Look through the data below and work out how many lines contain the string "name". Give the number alone.

════

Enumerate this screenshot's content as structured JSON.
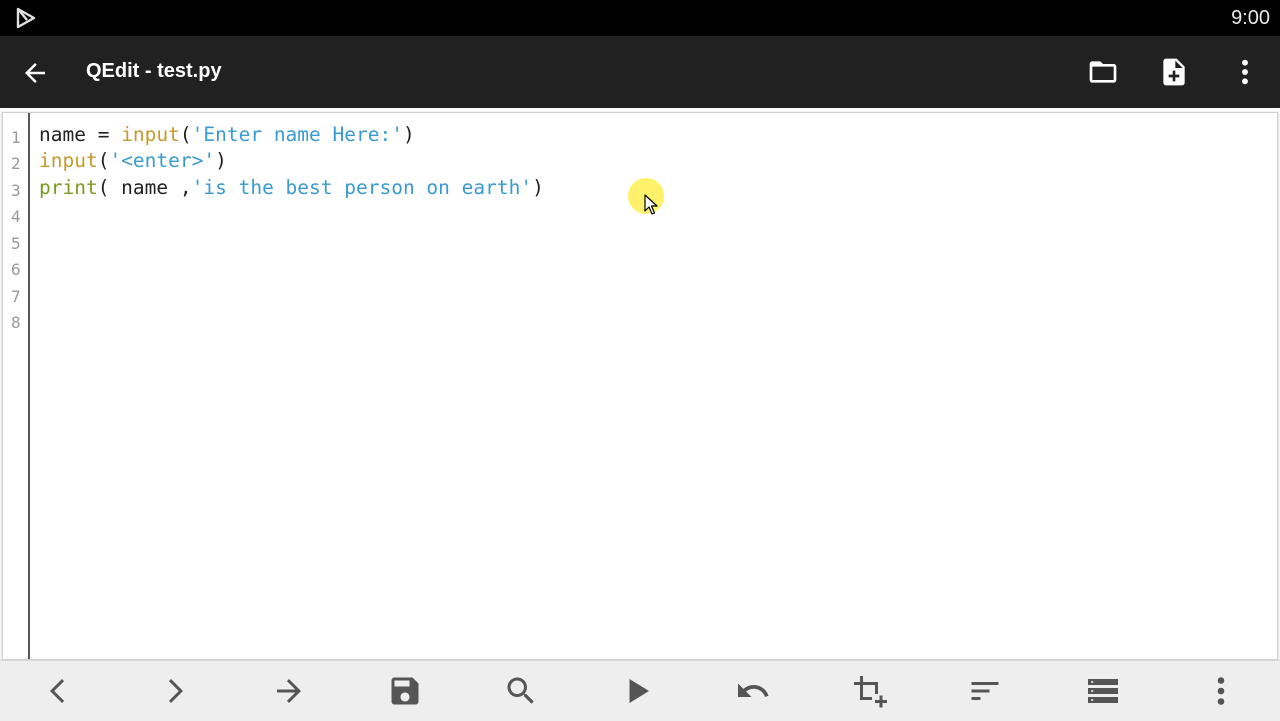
{
  "status_bar": {
    "time": "9:00",
    "notification_icon": "play-store-icon"
  },
  "app_bar": {
    "title": "QEdit - test.py",
    "back_icon": "arrow-back-icon",
    "actions": [
      "folder-open-icon",
      "new-file-icon",
      "more-vert-icon"
    ]
  },
  "editor": {
    "line_numbers": [
      "1",
      "2",
      "3",
      "4",
      "5",
      "6",
      "7",
      "8"
    ],
    "lines": [
      {
        "tokens": [
          {
            "text": "name = ",
            "kind": "plain"
          },
          {
            "text": "input",
            "kind": "builtin"
          },
          {
            "text": "(",
            "kind": "plain"
          },
          {
            "text": "'Enter name Here:'",
            "kind": "string"
          },
          {
            "text": ")",
            "kind": "plain"
          }
        ]
      },
      {
        "tokens": [
          {
            "text": "input",
            "kind": "builtin"
          },
          {
            "text": "(",
            "kind": "plain"
          },
          {
            "text": "'<enter>'",
            "kind": "string"
          },
          {
            "text": ")",
            "kind": "plain"
          }
        ]
      },
      {
        "tokens": [
          {
            "text": "print",
            "kind": "print"
          },
          {
            "text": "( name ,",
            "kind": "plain"
          },
          {
            "text": "'is the best person on earth'",
            "kind": "string"
          },
          {
            "text": ")",
            "kind": "plain"
          }
        ]
      }
    ]
  },
  "toolbar": {
    "tools": [
      "nav-left-icon",
      "nav-right-icon",
      "go-to-icon",
      "save-icon",
      "search-icon",
      "run-icon",
      "undo-icon",
      "add-selection-icon",
      "format-icon",
      "list-icon",
      "more-vert-icon"
    ]
  },
  "colors": {
    "appbar": "#212121",
    "statusbar": "#000000",
    "builtin": "#c79a2e",
    "string": "#3a9bd0",
    "print": "#7a9a1e"
  }
}
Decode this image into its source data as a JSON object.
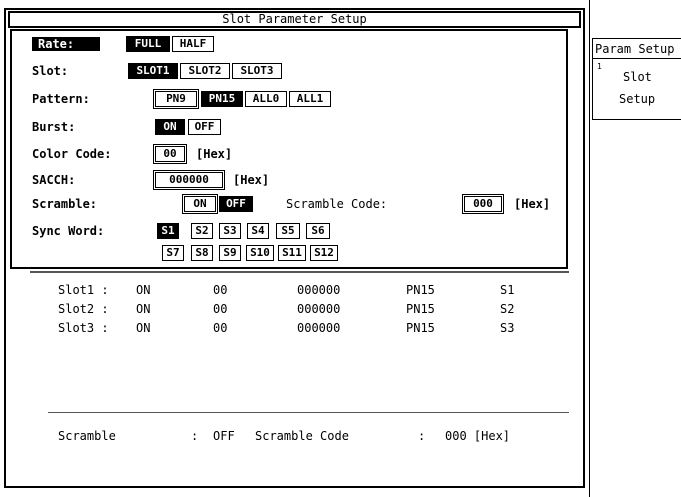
{
  "window": {
    "title": "Slot Parameter Setup"
  },
  "setup": {
    "rate": {
      "label": "Rate:",
      "options": [
        "FULL",
        "HALF"
      ],
      "selected": "FULL"
    },
    "slot": {
      "label": "Slot:",
      "options": [
        "SLOT1",
        "SLOT2",
        "SLOT3"
      ],
      "selected": "SLOT1"
    },
    "pattern": {
      "label": "Pattern:",
      "options": [
        "PN9",
        "PN15",
        "ALL0",
        "ALL1"
      ],
      "selected": "PN15"
    },
    "burst": {
      "label": "Burst:",
      "options": [
        "ON",
        "OFF"
      ],
      "selected": "ON"
    },
    "color_code": {
      "label": "Color Code:",
      "value": "00",
      "unit": "[Hex]"
    },
    "sacch": {
      "label": "SACCH:",
      "value": "000000",
      "unit": "[Hex]"
    },
    "scramble": {
      "label": "Scramble:",
      "options": [
        "ON",
        "OFF"
      ],
      "selected": "OFF"
    },
    "scramble_code": {
      "label": "Scramble Code:",
      "value": "000",
      "unit": "[Hex]"
    },
    "sync_word": {
      "label": "Sync Word:",
      "row1": [
        "S1",
        "S2",
        "S3",
        "S4",
        "S5",
        "S6"
      ],
      "row2": [
        "S7",
        "S8",
        "S9",
        "S10",
        "S11",
        "S12"
      ],
      "selected": "S1"
    }
  },
  "summary": {
    "rows": [
      {
        "slot": "Slot1 :",
        "burst": "ON",
        "color": "00",
        "sacch": "000000",
        "pattern": "PN15",
        "sync": "S1"
      },
      {
        "slot": "Slot2 :",
        "burst": "ON",
        "color": "00",
        "sacch": "000000",
        "pattern": "PN15",
        "sync": "S2"
      },
      {
        "slot": "Slot3 :",
        "burst": "ON",
        "color": "00",
        "sacch": "000000",
        "pattern": "PN15",
        "sync": "S3"
      }
    ],
    "footer": {
      "scramble_label": "Scramble",
      "scramble_sep": ":",
      "scramble_value": "OFF",
      "code_label": "Scramble Code",
      "code_sep": ":",
      "code_value": "000 [Hex]"
    }
  },
  "side_menu": {
    "title": "Param Setup",
    "item": {
      "number": "1",
      "line1": "Slot",
      "line2": "Setup"
    }
  }
}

════

**Complete answer:** 3